[[ Source text, beginning ]]

by Kikib78 12th Aug 2010, 9:06am
hi there i am only 11 weeks now with my second child but iam worried because my first child went 2weeks overdue soo i went in to get induced 8 times but nothing 5days after that they ended up breaking my waters then another 14 hours later baby stopped breathing soo i went down for a ceserrean i had a really bad labour with the first one and wonder if iam most likely bound to have the same experiance with the second baby! and can i avoid having a ceserrean cos i would really want to do it natural birth ??
by nikki101206 14th May 2010, 4:59pm
I'm 27 weeks and my midwive measured me as 24cm, anybody know if you can work out the weight of the baby through the measurements ?? Emily x
by Mazey 14th May 2010, 3:48pm
I am 35 weeks pregnant with my 5th child, I seem to remember reading that the more children you have the more likely they are to arrive early, has anyone else heard of this?
by MrsBloo 14th May 2010, 3:14pm
i am 7 weeks away from my due date and with my first daughter i had no contractions at all at any point in my labour, the hospital had to tell me when they were happening cos i could only feel pain in my hips and i have been having bad stomach pains today and my midwife has said that she is very big and could come early!! what do contractions feel like?????
by hevvafevva1980 27th Jan 2010, 9:33am
i am 39 weeks and 2 days, and had 6 shows and very bad period pains for 2 days now... how long till my baby biy wants to arrive?
by jayneelouise 11th Jan 2010, 3:11pm
I have done the estimated trick myself and it tells me 19th jan but i have been told it would be 16th jan. I suppose i am just wondering when i should have my bag for the hospital packed. I still dont completely know what to put in the bag for myself.
by rangel21 2nd Nov 2009, 10:33am
i am scared to give birth because i might have to have her out on my 34 weeks but i am really so scared because she will might be here early and i am 17 years old and iv got a little girl and i am so worryed about this but not much and right now i know that she is moving and that
by CarrieAnneC16 18th Aug 2009, 9:48am
im 37 weeks and am really anxious to get the baby out so i can hold her and stop worrying. Every morning from about 9am till 1pm the baby doesnt move and i worry myself sick.. Is there any way of speeding the waiting process up or knowing when your about to go into labour??

[[ Source text, end ]]
[[ Provided material, beginning ]]

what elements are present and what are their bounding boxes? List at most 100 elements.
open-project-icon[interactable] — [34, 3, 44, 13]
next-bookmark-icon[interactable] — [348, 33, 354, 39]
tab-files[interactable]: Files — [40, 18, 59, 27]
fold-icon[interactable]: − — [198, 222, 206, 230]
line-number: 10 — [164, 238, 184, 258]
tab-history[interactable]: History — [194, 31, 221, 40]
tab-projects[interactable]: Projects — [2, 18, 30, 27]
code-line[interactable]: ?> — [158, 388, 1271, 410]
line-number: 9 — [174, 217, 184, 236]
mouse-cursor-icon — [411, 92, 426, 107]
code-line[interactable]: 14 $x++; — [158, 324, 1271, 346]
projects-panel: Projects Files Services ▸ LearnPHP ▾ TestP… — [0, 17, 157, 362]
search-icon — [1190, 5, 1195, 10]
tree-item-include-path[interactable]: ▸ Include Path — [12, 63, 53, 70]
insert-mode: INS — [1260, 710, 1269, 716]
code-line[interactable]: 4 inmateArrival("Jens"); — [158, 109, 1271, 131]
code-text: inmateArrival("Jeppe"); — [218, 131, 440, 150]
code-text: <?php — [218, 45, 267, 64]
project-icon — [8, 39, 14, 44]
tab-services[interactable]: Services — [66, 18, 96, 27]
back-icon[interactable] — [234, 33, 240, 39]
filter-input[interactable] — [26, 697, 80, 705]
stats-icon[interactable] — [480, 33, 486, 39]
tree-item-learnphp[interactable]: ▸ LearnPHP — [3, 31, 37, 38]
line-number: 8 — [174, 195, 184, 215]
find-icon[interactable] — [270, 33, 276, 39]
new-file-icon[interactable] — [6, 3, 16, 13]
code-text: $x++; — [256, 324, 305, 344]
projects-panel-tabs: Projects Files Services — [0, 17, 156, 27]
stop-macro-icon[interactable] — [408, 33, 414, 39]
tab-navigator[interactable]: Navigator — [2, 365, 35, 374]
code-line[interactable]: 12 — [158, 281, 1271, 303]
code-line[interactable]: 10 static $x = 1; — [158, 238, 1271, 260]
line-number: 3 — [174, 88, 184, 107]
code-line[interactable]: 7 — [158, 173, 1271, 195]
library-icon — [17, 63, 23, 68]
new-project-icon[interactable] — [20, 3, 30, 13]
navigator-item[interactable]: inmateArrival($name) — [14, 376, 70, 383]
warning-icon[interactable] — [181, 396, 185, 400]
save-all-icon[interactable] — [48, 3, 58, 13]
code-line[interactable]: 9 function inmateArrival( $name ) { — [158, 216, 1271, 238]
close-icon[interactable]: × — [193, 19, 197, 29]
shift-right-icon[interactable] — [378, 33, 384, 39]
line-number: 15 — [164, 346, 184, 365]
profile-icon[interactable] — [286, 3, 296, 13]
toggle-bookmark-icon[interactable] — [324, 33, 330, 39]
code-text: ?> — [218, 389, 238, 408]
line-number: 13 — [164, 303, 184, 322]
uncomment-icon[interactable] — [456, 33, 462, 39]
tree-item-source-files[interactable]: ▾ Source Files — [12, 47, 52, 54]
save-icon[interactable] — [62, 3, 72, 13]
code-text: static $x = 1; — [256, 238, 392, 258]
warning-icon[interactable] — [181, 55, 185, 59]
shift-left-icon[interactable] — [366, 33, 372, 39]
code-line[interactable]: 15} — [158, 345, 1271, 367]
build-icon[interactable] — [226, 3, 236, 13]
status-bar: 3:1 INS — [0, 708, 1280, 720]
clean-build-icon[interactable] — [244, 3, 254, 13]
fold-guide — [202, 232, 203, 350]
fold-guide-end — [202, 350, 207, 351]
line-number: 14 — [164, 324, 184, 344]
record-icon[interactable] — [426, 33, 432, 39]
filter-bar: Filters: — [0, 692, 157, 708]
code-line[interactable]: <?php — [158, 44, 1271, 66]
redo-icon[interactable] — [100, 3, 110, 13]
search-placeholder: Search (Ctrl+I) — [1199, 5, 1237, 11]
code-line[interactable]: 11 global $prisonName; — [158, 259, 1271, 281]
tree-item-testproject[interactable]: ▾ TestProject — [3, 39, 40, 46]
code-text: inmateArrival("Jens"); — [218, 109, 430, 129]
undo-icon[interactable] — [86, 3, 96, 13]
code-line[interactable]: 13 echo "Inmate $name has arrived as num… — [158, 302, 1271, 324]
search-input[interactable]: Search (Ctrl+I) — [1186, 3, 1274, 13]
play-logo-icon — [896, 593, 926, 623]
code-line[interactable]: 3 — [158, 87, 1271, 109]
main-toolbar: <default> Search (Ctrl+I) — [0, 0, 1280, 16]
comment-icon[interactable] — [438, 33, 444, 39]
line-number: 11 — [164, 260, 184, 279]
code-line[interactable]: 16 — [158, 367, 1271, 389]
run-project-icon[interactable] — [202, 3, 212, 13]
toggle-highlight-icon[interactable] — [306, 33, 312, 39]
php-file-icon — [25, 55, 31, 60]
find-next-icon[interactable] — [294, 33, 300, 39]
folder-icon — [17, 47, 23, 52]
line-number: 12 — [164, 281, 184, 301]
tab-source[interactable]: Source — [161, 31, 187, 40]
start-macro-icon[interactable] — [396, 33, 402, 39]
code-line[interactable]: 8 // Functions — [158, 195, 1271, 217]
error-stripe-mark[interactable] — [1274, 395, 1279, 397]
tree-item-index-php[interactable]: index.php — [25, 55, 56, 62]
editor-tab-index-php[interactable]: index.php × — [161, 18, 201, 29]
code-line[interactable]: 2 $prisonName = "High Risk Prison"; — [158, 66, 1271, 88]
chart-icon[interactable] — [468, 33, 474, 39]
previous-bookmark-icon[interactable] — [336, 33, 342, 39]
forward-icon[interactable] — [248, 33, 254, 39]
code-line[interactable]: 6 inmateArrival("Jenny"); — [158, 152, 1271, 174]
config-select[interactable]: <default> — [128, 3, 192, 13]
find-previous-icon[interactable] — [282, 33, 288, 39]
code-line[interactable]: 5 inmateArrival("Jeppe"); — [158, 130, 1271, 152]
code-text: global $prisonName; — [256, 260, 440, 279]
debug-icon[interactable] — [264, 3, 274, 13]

[[ Provided material, end ]]

- [Questions to answer]:
a) Copy the forum posts about pregnancy from "by MrsBloo 14th" up to and including "contractions feel like?????".
b) Carry on the forum posts about pregnancy and labor from where they stop.

- [Responses per task]:
a)
by MrsBloo 14th May 2010, 3:14pm
i am 7 weeks away from my due date and with my first daughter i had no contractions at all at any point in my labour, the hospital had to tell me when they were happening cos i could only feel pain in my hips and i have been having bad stomach pains today and my midwife has said that she is very big and could come early!! what do contractions feel like?????

b)
by Jessicasheridan 6th Aug 2009, 10:35am
I am finding very stressfull. My due date was 22 july nothing is happinning.
by davidturner1 23rd Jul 2009, 9:09am
just because your measuring further than you actually are it doesn't mean you will have your babies early. at 28 weeks i was measuring 31cm + im not 2 days overdue. measurments don't really have anything to do with how early/late your baby will be.
by sianeli 15th Jul 2009, 11:49am
My GP and midwife measured me at 34 weeks when my scan says im 31 weeks, does this mean my baby will be early?
by sms 12th Mar 2009, 9:07am
i have 4 children and im pregnant with my 5th! my 1st 2 children were both 3 days late my last 2 children were on due dates 1 by c section. does any one have any idea wen this ones likely to arrive????
by nickyhefford 5th Jan 2009, 9:26am
can you have a c-section on a due date?
by cookie3230 26th Nov 2008, 9:12am
hi every i had my first child 3 weeks early and my second child 10 wks early will i have my 3 child early ???????
by nic244 11th Nov 2008, 9:53am
Hi MussyandJen, no this doesn't mean baby will be early. You are just mesasuring slightly bigger than average. Im due on 23rd November and im measuring only 28 weeks, meaning baby is smaller than average. But don't worry yourself, if your scan is showing babys growth is normal then stick to that as its more accurate and reasurring for yourslef. Dont forget as baby's head moves futhur down into your pelvis, you will be measuring smaller. Hope this helps and good luck. x
by moopayne 10th Nov 2008, 9:53am
My midwife measured my bump and said that i was 35 weeks instead of 33, does this mean that i will be 2 weeks early??
by MussyandJenn 20th Oct 2008, 11:00am
My two children were classed as late, both arrived 3 days after original due date, (which kept being changed)
I think you should be ready from 36 weeks, but have things planned up to 42 weeks because the last few weeks go really slowly! Use this time to make the most of your sleep!